Así pues, y concluyendo, es falso que el movimiento sea la sucesión de imágenes instantáneas; lo que hay realmente son imágenes-movimiento desplazándose como cortes móviles de la duración, hecho el cual expande -abre- el tiempo a un todo dado siempre como Abierto. Solo así pude sostener Deleuze que “el tiempo como intervalo es el presente variable acelerado, y el tiempo como todo es la espiral abierta en los dos extremos, la inmensidad del pasado y del futuro”.
El problema por tanto es que el cine, pese a su falsa promesa de movimiento casi mimético con la realidad, enfatiza la imposibilidad humana de expandir perceptivamente el tiempo en una duración inabarcable que se de como un todo en lo abierto de un pasado inmemorial y un futuro incognoscible. Pero no solo eso: hacer de la vida un relato, un irreal fantasmal, renunciar a horizontes siempre abiertos de sentido por un saber implícito y siempre calculable en lo ya-dado, apoyar a la imagen en su tarea de comprender el mundo como imagen, esos y no otros son los verdaderos senderos de una técnica, la cinematográfica, que, pese a lo comúnmente sostenido está a años luz de las capacidades artísticas de la fotografía.
Bien valdría aquí, aun en su inexacta brevedad, una nota a lo Heidegger: el cine abre el mundo imponiéndose como técnica, como cálculo inexcusable que nos remite a una destinación ya-dada, cerrada en las propias posibilidades de una técnica que impone no una imagen del mundo sino un mundo como imagen siempre presente –y del presente.

------------------------

**EXPLORACIÓN DEL MATERIAL**:
a: Responde con base en el fragmento sobre el cine:
(i) Según la cita de Deleuze, ¿qué es el tiempo como intervalo?
(ii) ¿De las capacidades artísticas de qué técnica dice el texto que el cine está a años luz?
(iii) En la nota a lo Heidegger, ¿qué impone el cine en lugar de una imagen del mundo?
b: Prosigue el fragmento sobre el cine a partir de su última oración.

------------------------

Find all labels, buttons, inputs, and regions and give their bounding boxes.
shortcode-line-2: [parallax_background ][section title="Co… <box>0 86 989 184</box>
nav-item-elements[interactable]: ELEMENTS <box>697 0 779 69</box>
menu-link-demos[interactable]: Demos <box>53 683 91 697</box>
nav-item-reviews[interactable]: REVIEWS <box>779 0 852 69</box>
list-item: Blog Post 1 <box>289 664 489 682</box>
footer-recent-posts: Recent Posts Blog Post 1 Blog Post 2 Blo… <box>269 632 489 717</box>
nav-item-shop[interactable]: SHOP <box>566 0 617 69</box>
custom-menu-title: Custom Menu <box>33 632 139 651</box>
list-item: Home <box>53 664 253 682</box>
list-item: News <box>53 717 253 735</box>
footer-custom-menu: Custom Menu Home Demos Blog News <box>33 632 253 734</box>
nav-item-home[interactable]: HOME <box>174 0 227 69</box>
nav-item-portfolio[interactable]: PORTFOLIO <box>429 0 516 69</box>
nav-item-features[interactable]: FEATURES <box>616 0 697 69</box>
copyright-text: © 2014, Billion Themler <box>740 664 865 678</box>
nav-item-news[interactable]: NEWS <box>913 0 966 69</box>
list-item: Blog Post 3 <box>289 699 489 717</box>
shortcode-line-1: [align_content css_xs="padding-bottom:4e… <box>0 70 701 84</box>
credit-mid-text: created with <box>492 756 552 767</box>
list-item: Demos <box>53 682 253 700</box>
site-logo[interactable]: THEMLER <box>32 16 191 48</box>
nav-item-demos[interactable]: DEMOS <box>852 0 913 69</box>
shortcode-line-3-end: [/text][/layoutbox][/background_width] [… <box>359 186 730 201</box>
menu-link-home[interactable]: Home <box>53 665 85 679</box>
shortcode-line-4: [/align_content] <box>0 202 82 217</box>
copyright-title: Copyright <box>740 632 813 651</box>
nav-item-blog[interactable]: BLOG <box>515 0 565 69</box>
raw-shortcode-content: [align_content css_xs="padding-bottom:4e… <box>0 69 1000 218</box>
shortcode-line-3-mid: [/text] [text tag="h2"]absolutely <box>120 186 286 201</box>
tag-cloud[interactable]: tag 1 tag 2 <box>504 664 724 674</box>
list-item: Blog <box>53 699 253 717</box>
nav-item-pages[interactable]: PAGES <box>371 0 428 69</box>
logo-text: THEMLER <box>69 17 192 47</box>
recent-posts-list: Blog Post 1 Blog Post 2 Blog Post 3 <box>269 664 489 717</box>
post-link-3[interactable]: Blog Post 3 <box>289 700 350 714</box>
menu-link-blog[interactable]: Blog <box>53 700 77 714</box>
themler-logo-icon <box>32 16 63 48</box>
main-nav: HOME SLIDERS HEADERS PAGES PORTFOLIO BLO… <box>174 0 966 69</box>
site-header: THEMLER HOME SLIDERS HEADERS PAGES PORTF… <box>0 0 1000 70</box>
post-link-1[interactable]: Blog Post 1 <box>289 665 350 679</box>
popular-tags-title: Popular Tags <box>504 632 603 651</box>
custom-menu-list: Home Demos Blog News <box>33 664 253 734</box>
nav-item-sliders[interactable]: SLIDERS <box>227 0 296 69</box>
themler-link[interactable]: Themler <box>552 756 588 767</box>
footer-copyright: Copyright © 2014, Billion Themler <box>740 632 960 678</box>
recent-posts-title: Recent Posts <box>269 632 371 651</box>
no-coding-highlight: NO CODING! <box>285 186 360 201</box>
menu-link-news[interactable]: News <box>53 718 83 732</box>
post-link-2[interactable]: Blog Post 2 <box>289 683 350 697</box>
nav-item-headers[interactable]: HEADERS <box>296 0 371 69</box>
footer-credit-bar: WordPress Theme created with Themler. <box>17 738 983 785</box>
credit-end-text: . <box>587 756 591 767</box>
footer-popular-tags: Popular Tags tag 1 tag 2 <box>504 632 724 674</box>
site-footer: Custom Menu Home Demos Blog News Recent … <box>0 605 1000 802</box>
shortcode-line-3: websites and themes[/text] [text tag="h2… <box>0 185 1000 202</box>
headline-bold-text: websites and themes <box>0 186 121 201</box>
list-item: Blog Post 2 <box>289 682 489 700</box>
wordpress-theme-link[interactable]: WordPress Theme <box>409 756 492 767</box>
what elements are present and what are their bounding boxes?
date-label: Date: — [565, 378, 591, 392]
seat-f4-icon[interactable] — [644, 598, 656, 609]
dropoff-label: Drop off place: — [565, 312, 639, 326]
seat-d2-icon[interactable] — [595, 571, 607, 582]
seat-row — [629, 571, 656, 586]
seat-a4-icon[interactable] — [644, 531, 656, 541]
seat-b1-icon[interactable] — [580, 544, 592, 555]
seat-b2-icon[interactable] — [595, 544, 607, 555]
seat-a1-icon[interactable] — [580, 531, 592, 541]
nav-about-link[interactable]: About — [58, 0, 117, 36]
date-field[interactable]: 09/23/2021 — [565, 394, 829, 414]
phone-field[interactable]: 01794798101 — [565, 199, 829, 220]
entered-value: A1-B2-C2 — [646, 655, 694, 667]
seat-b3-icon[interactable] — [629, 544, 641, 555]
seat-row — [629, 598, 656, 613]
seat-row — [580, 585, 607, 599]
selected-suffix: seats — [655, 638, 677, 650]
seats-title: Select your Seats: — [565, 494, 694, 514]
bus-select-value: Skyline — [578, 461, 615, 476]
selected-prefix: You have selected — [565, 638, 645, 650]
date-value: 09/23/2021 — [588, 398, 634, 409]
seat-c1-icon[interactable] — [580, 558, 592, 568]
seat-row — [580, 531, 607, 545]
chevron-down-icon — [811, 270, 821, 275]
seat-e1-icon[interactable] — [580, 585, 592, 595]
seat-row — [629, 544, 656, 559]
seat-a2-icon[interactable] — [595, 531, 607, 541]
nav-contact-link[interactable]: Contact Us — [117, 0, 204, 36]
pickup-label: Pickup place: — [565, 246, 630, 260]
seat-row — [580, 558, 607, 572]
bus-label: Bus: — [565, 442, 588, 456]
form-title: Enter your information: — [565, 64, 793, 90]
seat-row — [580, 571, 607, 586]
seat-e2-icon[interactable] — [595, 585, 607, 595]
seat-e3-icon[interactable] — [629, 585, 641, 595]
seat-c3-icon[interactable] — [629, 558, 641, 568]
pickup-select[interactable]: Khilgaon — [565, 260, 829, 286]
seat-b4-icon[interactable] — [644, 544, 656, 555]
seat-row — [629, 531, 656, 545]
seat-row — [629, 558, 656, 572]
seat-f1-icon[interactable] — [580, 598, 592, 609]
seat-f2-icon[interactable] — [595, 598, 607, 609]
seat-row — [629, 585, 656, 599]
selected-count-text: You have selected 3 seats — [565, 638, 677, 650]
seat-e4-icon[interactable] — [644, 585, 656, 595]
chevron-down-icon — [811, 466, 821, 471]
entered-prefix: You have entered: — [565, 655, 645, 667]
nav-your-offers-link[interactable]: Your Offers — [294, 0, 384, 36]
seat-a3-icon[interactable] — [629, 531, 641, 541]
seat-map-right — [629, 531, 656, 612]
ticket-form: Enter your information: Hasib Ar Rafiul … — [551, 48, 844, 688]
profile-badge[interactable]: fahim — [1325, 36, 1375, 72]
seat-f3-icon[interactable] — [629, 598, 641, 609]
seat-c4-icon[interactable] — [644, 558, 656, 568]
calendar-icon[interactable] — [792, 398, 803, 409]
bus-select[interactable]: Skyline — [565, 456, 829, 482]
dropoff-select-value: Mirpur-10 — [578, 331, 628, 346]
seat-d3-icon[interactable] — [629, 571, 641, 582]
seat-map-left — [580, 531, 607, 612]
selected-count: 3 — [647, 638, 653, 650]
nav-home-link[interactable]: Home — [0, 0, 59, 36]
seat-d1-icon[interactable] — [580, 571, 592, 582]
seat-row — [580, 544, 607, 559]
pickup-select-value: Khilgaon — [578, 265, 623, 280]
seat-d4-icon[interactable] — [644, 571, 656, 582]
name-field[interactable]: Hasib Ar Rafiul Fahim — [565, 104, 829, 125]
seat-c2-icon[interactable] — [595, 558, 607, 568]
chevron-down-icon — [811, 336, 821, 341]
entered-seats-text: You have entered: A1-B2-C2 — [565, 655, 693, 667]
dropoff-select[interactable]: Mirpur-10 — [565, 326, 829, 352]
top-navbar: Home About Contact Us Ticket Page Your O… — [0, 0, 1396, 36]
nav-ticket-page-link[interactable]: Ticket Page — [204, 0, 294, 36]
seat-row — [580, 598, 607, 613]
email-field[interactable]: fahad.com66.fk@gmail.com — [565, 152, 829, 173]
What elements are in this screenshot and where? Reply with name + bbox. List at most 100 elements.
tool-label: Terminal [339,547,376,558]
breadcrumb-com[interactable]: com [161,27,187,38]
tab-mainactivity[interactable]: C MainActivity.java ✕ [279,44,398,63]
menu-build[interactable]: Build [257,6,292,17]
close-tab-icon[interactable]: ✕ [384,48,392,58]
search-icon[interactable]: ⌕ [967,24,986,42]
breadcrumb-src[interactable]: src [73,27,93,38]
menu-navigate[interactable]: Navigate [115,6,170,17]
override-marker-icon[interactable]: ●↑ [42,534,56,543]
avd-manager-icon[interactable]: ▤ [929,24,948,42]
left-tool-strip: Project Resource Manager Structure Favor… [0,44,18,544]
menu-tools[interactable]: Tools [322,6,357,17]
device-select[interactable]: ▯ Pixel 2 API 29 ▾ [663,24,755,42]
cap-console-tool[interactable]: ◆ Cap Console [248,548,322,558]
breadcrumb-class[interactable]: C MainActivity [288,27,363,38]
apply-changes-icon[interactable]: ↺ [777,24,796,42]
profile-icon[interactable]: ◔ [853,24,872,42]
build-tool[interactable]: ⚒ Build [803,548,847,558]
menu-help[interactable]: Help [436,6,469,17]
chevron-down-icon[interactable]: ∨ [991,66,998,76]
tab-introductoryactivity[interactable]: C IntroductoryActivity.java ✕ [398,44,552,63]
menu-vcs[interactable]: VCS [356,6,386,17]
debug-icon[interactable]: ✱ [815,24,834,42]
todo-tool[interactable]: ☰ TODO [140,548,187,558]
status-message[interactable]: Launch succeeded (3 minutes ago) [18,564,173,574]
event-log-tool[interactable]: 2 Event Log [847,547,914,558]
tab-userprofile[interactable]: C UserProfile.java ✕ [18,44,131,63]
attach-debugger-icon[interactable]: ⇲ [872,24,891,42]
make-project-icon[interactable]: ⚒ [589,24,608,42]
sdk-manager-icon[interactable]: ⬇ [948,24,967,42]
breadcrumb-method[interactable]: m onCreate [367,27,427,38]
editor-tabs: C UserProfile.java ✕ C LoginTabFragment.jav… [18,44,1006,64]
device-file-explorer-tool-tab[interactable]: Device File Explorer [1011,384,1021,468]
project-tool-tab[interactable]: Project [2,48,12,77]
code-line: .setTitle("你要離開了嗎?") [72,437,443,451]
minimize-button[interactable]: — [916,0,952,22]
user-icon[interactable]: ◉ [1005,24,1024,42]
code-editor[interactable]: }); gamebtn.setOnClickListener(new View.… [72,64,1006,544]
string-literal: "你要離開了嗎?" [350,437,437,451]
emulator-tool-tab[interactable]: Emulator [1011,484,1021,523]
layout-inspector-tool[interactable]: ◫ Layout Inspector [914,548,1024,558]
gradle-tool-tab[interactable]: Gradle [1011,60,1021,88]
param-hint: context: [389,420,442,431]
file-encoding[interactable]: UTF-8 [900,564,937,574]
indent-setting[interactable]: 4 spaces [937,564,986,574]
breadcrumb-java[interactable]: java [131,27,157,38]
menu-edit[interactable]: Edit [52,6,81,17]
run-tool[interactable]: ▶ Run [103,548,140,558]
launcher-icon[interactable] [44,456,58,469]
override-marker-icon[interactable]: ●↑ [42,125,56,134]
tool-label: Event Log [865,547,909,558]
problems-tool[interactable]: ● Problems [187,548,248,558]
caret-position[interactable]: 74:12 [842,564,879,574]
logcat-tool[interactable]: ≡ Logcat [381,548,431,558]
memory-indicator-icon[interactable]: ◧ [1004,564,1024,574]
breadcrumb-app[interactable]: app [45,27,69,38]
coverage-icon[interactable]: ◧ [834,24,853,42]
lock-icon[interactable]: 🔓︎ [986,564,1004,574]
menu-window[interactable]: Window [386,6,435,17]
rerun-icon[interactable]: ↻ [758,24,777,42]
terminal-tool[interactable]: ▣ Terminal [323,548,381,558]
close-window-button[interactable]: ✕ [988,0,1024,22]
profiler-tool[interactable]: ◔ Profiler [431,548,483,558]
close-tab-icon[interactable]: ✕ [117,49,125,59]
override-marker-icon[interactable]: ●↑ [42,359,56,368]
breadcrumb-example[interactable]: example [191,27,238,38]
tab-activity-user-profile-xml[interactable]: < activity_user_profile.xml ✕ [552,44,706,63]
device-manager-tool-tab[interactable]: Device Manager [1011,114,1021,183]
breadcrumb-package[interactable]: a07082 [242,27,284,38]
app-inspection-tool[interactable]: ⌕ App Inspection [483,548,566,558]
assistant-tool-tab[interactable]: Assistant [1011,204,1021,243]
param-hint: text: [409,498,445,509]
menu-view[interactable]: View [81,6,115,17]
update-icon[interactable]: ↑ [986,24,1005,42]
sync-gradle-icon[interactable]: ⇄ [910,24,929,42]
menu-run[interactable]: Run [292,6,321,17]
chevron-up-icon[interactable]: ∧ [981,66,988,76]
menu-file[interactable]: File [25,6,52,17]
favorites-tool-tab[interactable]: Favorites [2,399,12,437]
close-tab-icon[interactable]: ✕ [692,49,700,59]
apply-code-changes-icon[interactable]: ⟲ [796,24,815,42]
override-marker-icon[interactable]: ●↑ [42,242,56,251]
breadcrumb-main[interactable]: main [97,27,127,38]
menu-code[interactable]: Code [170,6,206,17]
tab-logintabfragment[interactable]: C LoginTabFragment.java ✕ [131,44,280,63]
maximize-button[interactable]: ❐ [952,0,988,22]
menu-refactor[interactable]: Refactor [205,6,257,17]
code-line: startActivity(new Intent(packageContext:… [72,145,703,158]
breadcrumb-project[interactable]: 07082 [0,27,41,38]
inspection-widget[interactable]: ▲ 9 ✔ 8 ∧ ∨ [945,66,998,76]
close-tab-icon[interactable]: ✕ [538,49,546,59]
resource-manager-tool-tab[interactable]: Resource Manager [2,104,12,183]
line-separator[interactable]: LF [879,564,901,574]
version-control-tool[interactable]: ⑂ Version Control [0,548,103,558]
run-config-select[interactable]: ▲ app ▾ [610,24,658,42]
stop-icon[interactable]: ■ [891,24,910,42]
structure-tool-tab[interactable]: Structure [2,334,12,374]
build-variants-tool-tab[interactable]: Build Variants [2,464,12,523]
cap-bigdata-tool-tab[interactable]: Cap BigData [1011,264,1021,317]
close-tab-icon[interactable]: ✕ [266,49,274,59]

------------------------

**PROBLEMAS RESUELTOS**:
a:
(i) El presente variable acelerado.
(ii) De la fotografía.
(iii) Un mundo como imagen siempre presente, y del presente.

b:
Lo tétrico es que, a estas alturas, ahora cuando hasta el mero acto de pensar se impone como tecnológico, la ideología tecnológica, cifrada en una industria de la conciencia que no ofrece “una visión deformada de lo real, sino que asume por entero el encargo de producir (o confundirnos con respecto a) la única forma en que lo real puede a partir de entonces darse” (José Luis Brea), se nos impone como clausura y dominio del campo “imaginariamente real de la totalidad del tiempo como tiempo vacío de la historia, como ahora pautado por la energía técnica” (de nuevo Brea).
En conclusión, si algo urge al ámbito de lo artístico es el propiciar relaciones con la técnica que desestabilicen el campo de dominio en el cual la técnica apuesta por un mundo como imagen, como algo ya dado en la presencia de lo ente, para, desde ahí, resemantizar el lapsus temporal que media siempre en la percepción del tiempo.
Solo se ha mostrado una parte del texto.